(AVAILABLE RECORDS)
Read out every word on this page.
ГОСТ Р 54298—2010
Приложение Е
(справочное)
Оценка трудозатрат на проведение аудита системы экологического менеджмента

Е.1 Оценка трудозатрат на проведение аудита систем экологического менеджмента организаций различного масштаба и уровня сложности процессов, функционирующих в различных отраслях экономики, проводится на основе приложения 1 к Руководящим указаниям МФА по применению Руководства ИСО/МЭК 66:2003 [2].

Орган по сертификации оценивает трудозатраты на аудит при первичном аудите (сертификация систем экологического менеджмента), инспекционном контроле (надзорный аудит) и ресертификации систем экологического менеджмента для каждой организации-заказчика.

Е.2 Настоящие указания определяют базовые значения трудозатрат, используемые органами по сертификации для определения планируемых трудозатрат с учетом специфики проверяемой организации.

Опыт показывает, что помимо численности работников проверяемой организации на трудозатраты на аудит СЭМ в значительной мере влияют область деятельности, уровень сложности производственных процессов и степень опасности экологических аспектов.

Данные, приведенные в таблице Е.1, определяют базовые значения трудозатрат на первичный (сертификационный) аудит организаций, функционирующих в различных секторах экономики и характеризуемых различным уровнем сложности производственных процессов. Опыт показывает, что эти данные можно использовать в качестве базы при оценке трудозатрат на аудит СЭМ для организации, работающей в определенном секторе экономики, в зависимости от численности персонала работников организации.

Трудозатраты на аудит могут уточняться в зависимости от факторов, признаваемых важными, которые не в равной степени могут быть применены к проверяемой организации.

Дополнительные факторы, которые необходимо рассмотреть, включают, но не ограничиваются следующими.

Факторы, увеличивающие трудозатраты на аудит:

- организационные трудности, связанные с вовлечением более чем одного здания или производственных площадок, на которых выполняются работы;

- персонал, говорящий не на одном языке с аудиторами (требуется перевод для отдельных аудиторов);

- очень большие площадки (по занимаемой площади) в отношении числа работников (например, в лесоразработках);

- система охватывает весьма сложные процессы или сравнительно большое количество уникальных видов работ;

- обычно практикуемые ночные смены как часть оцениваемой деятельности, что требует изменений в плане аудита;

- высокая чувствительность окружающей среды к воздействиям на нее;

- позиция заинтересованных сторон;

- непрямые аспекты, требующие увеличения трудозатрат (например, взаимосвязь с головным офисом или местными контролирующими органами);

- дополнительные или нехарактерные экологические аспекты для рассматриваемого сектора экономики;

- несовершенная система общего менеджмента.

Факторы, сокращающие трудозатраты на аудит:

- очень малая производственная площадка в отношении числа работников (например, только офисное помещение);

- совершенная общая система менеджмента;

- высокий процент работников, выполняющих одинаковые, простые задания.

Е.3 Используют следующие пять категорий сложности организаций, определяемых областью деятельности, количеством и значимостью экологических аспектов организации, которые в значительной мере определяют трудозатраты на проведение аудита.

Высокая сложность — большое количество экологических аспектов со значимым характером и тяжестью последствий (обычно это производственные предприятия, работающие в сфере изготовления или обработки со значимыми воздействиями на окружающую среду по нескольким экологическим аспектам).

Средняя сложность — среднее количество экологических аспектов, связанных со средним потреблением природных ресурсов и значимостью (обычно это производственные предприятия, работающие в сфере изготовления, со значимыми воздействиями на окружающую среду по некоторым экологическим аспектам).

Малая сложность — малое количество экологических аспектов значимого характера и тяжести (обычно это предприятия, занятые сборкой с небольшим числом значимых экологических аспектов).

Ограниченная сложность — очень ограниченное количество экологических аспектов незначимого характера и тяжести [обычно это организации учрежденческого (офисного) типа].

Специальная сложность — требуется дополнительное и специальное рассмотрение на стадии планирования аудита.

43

(EXERCISE)
Copy every line of the listing where the word "численности" appears.

(FINAL ANSWER)
Опыт показывает, что помимо численности работников проверяемой организации на трудозатраты на аудит СЭМ в значительной мере влияют область деятельности, уровень сложности производственных процессов и степень опасности экологических аспектов.
Данные, приведенные в таблице Е.1, определяют базовые значения трудозатрат на первичный (сертификационный) аудит организаций, функционирующих в различных секторах экономики и характеризуемых различным уровнем сложности производственных процессов. Опыт показывает, что эти данные можно использовать в качестве базы при оценке трудозатрат на аудит СЭМ для организации, работающей в определенном секторе экономики, в зависимости от численности персонала работников организации.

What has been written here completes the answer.